┌──

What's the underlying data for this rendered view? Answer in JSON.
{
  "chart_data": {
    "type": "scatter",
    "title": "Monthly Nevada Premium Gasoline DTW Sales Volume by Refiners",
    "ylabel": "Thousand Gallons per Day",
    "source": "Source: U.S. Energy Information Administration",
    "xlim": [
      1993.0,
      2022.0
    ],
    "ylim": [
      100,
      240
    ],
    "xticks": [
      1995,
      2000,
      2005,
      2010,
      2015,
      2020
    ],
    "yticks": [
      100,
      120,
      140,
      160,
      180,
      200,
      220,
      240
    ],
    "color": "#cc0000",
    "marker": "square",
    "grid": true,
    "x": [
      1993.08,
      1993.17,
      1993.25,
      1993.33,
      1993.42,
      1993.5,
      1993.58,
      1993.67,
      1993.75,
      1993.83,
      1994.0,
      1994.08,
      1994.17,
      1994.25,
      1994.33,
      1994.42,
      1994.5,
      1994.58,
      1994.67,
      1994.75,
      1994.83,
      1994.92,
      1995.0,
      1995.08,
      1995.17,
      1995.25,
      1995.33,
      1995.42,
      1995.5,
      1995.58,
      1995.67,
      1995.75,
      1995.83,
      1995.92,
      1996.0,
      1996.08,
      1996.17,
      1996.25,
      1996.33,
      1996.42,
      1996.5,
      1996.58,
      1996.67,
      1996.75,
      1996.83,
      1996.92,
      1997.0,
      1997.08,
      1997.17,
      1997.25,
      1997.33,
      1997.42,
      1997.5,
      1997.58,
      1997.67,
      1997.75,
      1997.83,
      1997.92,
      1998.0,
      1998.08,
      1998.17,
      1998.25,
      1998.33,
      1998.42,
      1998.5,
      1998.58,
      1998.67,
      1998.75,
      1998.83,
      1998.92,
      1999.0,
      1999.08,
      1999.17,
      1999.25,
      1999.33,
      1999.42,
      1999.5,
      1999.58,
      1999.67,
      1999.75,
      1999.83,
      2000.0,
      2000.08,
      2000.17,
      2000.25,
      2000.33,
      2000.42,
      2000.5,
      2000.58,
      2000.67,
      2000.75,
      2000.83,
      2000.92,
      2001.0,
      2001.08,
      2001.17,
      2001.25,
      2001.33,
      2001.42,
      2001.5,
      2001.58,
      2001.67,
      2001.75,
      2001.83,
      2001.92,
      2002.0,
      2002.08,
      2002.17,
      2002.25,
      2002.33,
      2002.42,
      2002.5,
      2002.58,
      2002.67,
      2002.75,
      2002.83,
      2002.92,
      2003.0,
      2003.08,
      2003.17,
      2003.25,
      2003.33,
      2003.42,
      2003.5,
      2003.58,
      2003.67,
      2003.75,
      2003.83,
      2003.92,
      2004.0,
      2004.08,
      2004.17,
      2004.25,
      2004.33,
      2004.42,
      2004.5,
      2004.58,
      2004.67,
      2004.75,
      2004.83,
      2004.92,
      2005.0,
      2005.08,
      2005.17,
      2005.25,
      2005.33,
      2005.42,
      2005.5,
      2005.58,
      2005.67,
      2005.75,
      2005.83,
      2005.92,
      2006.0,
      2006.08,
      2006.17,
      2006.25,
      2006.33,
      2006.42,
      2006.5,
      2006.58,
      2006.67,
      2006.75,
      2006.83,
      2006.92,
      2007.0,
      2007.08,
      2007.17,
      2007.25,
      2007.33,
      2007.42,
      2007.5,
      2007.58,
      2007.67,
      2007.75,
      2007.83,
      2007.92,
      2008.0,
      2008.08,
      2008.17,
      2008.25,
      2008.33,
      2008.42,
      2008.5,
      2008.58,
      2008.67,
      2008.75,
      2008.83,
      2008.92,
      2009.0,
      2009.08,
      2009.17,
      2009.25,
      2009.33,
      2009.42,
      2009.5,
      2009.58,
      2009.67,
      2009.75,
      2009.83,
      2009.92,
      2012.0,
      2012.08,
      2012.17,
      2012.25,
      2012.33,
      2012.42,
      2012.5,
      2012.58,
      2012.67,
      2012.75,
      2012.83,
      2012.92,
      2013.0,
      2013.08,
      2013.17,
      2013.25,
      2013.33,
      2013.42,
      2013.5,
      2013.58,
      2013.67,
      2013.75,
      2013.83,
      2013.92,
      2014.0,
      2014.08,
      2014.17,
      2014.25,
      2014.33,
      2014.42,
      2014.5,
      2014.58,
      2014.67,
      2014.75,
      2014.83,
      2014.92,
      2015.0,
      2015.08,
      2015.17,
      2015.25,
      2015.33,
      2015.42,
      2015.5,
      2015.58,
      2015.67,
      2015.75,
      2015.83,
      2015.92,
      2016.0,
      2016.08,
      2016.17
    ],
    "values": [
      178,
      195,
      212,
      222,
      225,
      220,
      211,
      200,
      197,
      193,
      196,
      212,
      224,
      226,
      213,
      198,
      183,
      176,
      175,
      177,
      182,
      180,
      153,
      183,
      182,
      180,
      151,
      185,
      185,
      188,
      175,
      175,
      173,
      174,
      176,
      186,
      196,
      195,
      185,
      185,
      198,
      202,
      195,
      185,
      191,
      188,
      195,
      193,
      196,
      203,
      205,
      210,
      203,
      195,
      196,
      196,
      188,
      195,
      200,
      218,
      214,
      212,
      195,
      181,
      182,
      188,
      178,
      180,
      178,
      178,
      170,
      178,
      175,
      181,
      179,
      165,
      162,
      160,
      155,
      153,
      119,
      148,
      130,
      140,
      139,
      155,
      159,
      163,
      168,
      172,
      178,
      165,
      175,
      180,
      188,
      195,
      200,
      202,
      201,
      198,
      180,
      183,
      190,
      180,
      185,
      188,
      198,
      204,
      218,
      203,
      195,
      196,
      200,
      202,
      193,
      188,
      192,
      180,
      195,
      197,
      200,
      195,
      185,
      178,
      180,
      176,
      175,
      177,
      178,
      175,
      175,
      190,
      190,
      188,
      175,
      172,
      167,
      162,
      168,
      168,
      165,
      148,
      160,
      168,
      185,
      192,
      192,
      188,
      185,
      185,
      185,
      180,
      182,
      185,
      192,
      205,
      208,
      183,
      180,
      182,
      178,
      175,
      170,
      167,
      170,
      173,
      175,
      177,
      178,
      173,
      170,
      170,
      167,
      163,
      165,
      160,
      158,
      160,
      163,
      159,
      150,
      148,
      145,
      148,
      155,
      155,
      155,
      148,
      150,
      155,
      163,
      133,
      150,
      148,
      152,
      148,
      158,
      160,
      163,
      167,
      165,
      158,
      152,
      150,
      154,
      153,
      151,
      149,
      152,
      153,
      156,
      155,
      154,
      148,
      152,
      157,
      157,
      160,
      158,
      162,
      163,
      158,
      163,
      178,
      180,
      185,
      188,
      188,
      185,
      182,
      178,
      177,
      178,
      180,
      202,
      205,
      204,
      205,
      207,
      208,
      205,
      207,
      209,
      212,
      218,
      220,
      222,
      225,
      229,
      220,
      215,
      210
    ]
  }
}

└──

**WHAT IS NEEDED**
Can you reproduce all the material exactly?

**RESULT BELOW**
What's the underlying data for this rendered view? Answer in JSON.
{
  "chart_data": {
    "type": "scatter",
    "title": "Monthly Nevada Premium Gasoline DTW Sales Volume by Refiners",
    "ylabel": "Thousand Gallons per Day",
    "source": "Source: U.S. Energy Information Administration",
    "xlim": [
      1993.0,
      2022.0
    ],
    "ylim": [
      100,
      240
    ],
    "xticks": [
      1995,
      2000,
      2005,
      2010,
      2015,
      2020
    ],
    "yticks": [
      100,
      120,
      140,
      160,
      180,
      200,
      220,
      240
    ],
    "color": "#cc0000",
    "marker": "square",
    "grid": true,
    "x": [
      1993.08,
      1993.17,
      1993.25,
      1993.33,
      1993.42,
      1993.5,
      1993.58,
      1993.67,
      1993.75,
      1993.83,
      1994.0,
      1994.08,
      1994.17,
      1994.25,
      1994.33,
      1994.42,
      1994.5,
      1994.58,
      1994.67,
      1994.75,
      1994.83,
      1994.92,
      1995.0,
      1995.08,
      1995.17,
      1995.25,
      1995.33,
      1995.42,
      1995.5,
      1995.58,
      1995.67,
      1995.75,
      1995.83,
      1995.92,
      1996.0,
      1996.08,
      1996.17,
      1996.25,
      1996.33,
      1996.42,
      1996.5,
      1996.58,
      1996.67,
      1996.75,
      1996.83,
      1996.92,
      1997.0,
      1997.08,
      1997.17,
      1997.25,
      1997.33,
      1997.42,
      1997.5,
      1997.58,
      1997.67,
      1997.75,
      1997.83,
      1997.92,
      1998.0,
      1998.08,
      1998.17,
      1998.25,
      1998.33,
      1998.42,
      1998.5,
      1998.58,
      1998.67,
      1998.75,
      1998.83,
      1998.92,
      1999.0,
      1999.08,
      1999.17,
      1999.25,
      1999.33,
      1999.42,
      1999.5,
      1999.58,
      1999.67,
      1999.75,
      1999.83,
      2000.0,
      2000.08,
      2000.17,
      2000.25,
      2000.33,
      2000.42,
      2000.5,
      2000.58,
      2000.67,
      2000.75,
      2000.83,
      2000.92,
      2001.0,
      2001.08,
      2001.17,
      2001.25,
      2001.33,
      2001.42,
      2001.5,
      2001.58,
      2001.67,
      2001.75,
      2001.83,
      2001.92,
      2002.0,
      2002.08,
      2002.17,
      2002.25,
      2002.33,
      2002.42,
      2002.5,
      2002.58,
      2002.67,
      2002.75,
      2002.83,
      2002.92,
      2003.0,
      2003.08,
      2003.17,
      2003.25,
      2003.33,
      2003.42,
      2003.5,
      2003.58,
      2003.67,
      2003.75,
      2003.83,
      2003.92,
      2004.0,
      2004.08,
      2004.17,
      2004.25,
      2004.33,
      2004.42,
      2004.5,
      2004.58,
      2004.67,
      2004.75,
      2004.83,
      2004.92,
      2005.0,
      2005.08,
      2005.17,
      2005.25,
      2005.33,
      2005.42,
      2005.5,
      2005.58,
      2005.67,
      2005.75,
      2005.83,
      2005.92,
      2006.0,
      2006.08,
      2006.17,
      2006.25,
      2006.33,
      2006.42,
      2006.5,
      2006.58,
      2006.67,
      2006.75,
      2006.83,
      2006.92,
      2007.0,
      2007.08,
      2007.17,
      2007.25,
      2007.33,
      2007.42,
      2007.5,
      2007.58,
      2007.67,
      2007.75,
      2007.83,
      2007.92,
      2008.0,
      2008.08,
      2008.17,
      2008.25,
      2008.33,
      2008.42,
      2008.5,
      2008.58,
      2008.67,
      2008.75,
      2008.83,
      2008.92,
      2009.0,
      2009.08,
      2009.17,
      2009.25,
      2009.33,
      2009.42,
      2009.5,
      2009.58,
      2009.67,
      2009.75,
      2009.83,
      2009.92,
      2012.0,
      2012.08,
      2012.17,
      2012.25,
      2012.33,
      2012.42,
      2012.5,
      2012.58,
      2012.67,
      2012.75,
      2012.83,
      2012.92,
      2013.0,
      2013.08,
      2013.17,
      2013.25,
      2013.33,
      2013.42,
      2013.5,
      2013.58,
      2013.67,
      2013.75,
      2013.83,
      2013.92,
      2014.0,
      2014.08,
      2014.17,
      2014.25,
      2014.33,
      2014.42,
      2014.5,
      2014.58,
      2014.67,
      2014.75,
      2014.83,
      2014.92,
      2015.0,
      2015.08,
      2015.17,
      2015.25,
      2015.33,
      2015.42,
      2015.5,
      2015.58,
      2015.67,
      2015.75,
      2015.83,
      2015.92,
      2016.0,
      2016.08,
      2016.17
    ],
    "values": [
      178,
      195,
      212,
      222,
      225,
      220,
      211,
      200,
      197,
      193,
      196,
      212,
      224,
      226,
      213,
      198,
      183,
      176,
      175,
      177,
      182,
      180,
      153,
      183,
      182,
      180,
      151,
      185,
      185,
      188,
      175,
      175,
      173,
      174,
      176,
      186,
      196,
      195,
      185,
      185,
      198,
      202,
      195,
      185,
      191,
      188,
      195,
      193,
      196,
      203,
      205,
      210,
      203,
      195,
      196,
      196,
      188,
      195,
      200,
      218,
      214,
      212,
      195,
      181,
      182,
      188,
      178,
      180,
      178,
      178,
      170,
      178,
      175,
      181,
      179,
      165,
      162,
      160,
      155,
      153,
      119,
      148,
      130,
      140,
      139,
      155,
      159,
      163,
      168,
      172,
      178,
      165,
      175,
      180,
      188,
      195,
      200,
      202,
      201,
      198,
      180,
      183,
      190,
      180,
      185,
      188,
      198,
      204,
      218,
      203,
      195,
      196,
      200,
      202,
      193,
      188,
      192,
      180,
      195,
      197,
      200,
      195,
      185,
      178,
      180,
      176,
      175,
      177,
      178,
      175,
      175,
      190,
      190,
      188,
      175,
      172,
      167,
      162,
      168,
      168,
      165,
      148,
      160,
      168,
      185,
      192,
      192,
      188,
      185,
      185,
      185,
      180,
      182,
      185,
      192,
      205,
      208,
      183,
      180,
      182,
      178,
      175,
      170,
      167,
      170,
      173,
      175,
      177,
      178,
      173,
      170,
      170,
      167,
      163,
      165,
      160,
      158,
      160,
      163,
      159,
      150,
      148,
      145,
      148,
      155,
      155,
      155,
      148,
      150,
      155,
      163,
      133,
      150,
      148,
      152,
      148,
      158,
      160,
      163,
      167,
      165,
      158,
      152,
      150,
      154,
      153,
      151,
      149,
      152,
      153,
      156,
      155,
      154,
      148,
      152,
      157,
      157,
      160,
      158,
      162,
      163,
      158,
      163,
      178,
      180,
      185,
      188,
      188,
      185,
      182,
      178,
      177,
      178,
      180,
      202,
      205,
      204,
      205,
      207,
      208,
      205,
      207,
      209,
      212,
      218,
      220,
      222,
      225,
      229,
      220,
      215,
      210
    ]
  }
}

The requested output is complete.